[Stored items from a collection]
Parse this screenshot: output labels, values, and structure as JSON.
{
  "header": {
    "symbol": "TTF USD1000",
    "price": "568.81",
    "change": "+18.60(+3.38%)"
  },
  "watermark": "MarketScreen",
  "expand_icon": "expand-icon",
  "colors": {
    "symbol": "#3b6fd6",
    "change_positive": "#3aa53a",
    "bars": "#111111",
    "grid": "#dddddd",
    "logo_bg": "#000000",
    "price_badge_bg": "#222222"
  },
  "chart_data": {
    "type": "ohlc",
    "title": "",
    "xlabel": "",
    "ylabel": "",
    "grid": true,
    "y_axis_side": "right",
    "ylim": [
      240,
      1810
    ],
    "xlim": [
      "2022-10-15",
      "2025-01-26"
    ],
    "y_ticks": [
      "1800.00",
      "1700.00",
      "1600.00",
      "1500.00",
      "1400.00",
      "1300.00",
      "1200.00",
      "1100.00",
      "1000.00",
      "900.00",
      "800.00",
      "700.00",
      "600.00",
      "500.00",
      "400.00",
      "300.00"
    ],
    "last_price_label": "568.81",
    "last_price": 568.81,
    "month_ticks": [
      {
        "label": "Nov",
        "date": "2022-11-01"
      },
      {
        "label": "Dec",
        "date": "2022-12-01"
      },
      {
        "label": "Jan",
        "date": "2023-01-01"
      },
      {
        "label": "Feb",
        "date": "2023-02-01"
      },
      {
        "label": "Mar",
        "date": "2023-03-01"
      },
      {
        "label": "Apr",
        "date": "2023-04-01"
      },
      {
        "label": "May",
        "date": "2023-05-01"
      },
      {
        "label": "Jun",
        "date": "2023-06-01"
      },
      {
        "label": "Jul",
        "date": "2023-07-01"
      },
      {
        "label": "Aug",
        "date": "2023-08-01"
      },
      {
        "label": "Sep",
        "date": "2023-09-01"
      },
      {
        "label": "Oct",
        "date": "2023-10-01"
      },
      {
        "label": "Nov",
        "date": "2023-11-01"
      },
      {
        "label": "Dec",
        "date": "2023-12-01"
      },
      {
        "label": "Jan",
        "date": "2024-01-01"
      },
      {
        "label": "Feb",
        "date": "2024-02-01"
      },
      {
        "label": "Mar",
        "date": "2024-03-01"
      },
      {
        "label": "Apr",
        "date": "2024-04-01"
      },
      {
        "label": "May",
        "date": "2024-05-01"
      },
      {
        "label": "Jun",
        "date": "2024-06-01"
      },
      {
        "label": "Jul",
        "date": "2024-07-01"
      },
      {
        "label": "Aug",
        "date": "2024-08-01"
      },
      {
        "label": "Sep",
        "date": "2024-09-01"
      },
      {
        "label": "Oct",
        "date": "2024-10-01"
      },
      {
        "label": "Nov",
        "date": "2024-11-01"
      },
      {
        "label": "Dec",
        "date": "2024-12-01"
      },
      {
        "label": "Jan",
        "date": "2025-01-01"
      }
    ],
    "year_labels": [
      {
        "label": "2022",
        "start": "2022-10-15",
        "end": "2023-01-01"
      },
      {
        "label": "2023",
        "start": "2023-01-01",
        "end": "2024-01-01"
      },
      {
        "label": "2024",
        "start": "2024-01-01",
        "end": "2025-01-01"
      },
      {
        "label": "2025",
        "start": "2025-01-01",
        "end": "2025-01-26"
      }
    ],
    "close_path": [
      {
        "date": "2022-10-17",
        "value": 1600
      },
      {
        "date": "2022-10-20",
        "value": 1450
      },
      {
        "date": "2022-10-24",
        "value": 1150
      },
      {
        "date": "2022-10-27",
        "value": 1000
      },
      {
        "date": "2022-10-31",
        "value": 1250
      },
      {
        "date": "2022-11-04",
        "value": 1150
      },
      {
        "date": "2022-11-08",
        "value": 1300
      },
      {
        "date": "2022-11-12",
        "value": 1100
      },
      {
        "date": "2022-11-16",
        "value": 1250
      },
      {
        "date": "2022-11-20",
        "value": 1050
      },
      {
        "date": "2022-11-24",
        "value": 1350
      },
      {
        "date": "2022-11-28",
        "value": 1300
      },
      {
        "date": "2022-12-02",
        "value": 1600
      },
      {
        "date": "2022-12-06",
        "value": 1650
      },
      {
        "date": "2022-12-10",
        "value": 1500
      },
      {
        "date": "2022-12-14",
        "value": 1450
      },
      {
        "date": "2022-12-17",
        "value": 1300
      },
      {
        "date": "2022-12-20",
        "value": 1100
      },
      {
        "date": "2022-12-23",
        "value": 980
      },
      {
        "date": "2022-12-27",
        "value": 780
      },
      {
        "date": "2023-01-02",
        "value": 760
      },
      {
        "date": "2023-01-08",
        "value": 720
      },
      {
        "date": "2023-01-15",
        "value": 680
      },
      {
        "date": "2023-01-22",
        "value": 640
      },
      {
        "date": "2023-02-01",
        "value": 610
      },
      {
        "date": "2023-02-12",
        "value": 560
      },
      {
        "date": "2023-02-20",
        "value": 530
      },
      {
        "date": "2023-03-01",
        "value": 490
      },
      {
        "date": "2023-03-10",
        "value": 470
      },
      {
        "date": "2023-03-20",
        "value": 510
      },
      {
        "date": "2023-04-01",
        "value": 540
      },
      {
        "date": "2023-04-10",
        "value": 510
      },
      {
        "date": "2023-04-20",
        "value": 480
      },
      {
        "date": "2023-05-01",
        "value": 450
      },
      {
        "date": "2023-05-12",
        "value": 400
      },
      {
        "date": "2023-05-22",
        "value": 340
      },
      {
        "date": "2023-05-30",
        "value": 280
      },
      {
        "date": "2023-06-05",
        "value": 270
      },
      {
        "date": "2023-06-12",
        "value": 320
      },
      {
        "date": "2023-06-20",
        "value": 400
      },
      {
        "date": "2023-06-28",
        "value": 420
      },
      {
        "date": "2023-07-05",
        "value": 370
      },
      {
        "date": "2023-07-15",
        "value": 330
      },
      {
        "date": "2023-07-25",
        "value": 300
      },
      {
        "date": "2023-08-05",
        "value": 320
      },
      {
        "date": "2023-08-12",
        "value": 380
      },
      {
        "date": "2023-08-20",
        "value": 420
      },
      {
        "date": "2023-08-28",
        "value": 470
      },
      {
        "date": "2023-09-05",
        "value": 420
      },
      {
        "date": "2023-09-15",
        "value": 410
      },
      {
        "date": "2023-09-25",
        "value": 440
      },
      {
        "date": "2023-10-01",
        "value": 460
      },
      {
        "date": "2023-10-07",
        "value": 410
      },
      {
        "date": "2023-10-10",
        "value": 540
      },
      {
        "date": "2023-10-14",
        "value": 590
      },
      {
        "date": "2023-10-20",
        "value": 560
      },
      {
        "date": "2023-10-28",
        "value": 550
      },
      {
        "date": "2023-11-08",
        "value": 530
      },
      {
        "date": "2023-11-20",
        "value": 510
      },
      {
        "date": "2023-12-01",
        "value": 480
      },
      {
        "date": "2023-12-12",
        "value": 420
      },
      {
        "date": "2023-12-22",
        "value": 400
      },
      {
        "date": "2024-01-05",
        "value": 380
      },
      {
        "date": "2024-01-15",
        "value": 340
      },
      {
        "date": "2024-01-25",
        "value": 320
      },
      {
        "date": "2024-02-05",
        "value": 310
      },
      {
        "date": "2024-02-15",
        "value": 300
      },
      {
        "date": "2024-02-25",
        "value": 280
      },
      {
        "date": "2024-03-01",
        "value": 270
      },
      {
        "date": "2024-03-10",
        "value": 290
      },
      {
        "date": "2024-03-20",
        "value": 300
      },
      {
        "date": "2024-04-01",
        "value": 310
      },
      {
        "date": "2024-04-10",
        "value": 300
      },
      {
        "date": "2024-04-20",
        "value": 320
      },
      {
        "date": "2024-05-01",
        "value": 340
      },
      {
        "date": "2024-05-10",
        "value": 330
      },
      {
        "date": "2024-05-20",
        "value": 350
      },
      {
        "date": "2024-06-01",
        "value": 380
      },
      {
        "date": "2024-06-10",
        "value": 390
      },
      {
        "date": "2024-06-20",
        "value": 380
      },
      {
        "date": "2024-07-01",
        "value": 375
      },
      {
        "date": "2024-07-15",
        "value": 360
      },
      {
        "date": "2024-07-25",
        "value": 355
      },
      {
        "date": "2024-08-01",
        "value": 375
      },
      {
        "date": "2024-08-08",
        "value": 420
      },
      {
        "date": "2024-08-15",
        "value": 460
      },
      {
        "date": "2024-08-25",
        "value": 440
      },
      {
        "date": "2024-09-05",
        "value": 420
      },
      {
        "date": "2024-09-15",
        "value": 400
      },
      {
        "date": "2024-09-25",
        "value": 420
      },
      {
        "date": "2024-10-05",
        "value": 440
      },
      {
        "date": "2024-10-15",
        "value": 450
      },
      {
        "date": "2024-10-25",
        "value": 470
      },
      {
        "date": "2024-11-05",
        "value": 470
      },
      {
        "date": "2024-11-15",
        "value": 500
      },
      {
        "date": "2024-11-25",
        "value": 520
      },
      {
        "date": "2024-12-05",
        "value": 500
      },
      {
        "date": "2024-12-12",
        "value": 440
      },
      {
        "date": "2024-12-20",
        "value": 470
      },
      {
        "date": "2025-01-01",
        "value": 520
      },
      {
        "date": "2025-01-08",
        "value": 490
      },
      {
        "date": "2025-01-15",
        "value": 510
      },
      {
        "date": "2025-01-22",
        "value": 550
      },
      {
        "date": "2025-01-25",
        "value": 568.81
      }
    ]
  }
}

* **Set problem**
Show the lines of the data that hold the word "start".

* **Answer to this exercise**
        "start": "2022-10-15",
        "start": "2023-01-01",
        "start": "2024-01-01",
        "start": "2025-01-01",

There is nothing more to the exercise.